Supplied data:
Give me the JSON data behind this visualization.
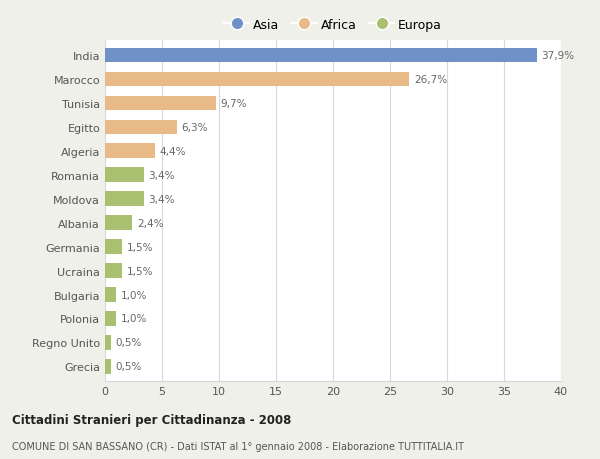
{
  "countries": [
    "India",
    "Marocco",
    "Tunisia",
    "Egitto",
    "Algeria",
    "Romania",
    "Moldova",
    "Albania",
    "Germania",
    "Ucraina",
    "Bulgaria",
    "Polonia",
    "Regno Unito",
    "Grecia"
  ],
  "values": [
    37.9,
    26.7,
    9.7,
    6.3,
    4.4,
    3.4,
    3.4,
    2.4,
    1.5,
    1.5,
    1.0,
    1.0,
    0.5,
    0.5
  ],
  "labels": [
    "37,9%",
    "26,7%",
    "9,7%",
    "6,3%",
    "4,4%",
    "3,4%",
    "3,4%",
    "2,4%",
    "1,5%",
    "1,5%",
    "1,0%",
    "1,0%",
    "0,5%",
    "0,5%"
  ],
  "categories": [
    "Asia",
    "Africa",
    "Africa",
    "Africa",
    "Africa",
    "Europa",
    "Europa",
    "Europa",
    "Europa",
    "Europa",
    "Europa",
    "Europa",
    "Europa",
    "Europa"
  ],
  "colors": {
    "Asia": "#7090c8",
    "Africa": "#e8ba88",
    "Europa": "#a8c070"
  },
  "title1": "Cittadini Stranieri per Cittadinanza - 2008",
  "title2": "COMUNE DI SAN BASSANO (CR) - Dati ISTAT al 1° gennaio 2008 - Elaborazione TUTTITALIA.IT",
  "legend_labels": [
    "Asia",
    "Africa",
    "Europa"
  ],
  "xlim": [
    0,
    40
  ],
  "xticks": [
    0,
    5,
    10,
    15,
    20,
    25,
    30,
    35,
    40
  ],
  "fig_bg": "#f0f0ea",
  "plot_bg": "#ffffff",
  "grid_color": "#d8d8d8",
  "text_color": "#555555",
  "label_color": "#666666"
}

What this task involves:
Output the full set of records above without changing a word, and drop the images.

Written answer:
Give me the JSON data behind this visualization.
{
  "countries": [
    "India",
    "Marocco",
    "Tunisia",
    "Egitto",
    "Algeria",
    "Romania",
    "Moldova",
    "Albania",
    "Germania",
    "Ucraina",
    "Bulgaria",
    "Polonia",
    "Regno Unito",
    "Grecia"
  ],
  "values": [
    37.9,
    26.7,
    9.7,
    6.3,
    4.4,
    3.4,
    3.4,
    2.4,
    1.5,
    1.5,
    1.0,
    1.0,
    0.5,
    0.5
  ],
  "labels": [
    "37,9%",
    "26,7%",
    "9,7%",
    "6,3%",
    "4,4%",
    "3,4%",
    "3,4%",
    "2,4%",
    "1,5%",
    "1,5%",
    "1,0%",
    "1,0%",
    "0,5%",
    "0,5%"
  ],
  "categories": [
    "Asia",
    "Africa",
    "Africa",
    "Africa",
    "Africa",
    "Europa",
    "Europa",
    "Europa",
    "Europa",
    "Europa",
    "Europa",
    "Europa",
    "Europa",
    "Europa"
  ],
  "colors": {
    "Asia": "#7090c8",
    "Africa": "#e8ba88",
    "Europa": "#a8c070"
  },
  "title1": "Cittadini Stranieri per Cittadinanza - 2008",
  "title2": "COMUNE DI SAN BASSANO (CR) - Dati ISTAT al 1° gennaio 2008 - Elaborazione TUTTITALIA.IT",
  "legend_labels": [
    "Asia",
    "Africa",
    "Europa"
  ],
  "xlim": [
    0,
    40
  ],
  "xticks": [
    0,
    5,
    10,
    15,
    20,
    25,
    30,
    35,
    40
  ],
  "fig_bg": "#f0f0ea",
  "plot_bg": "#ffffff",
  "grid_color": "#d8d8d8",
  "text_color": "#555555",
  "label_color": "#666666"
}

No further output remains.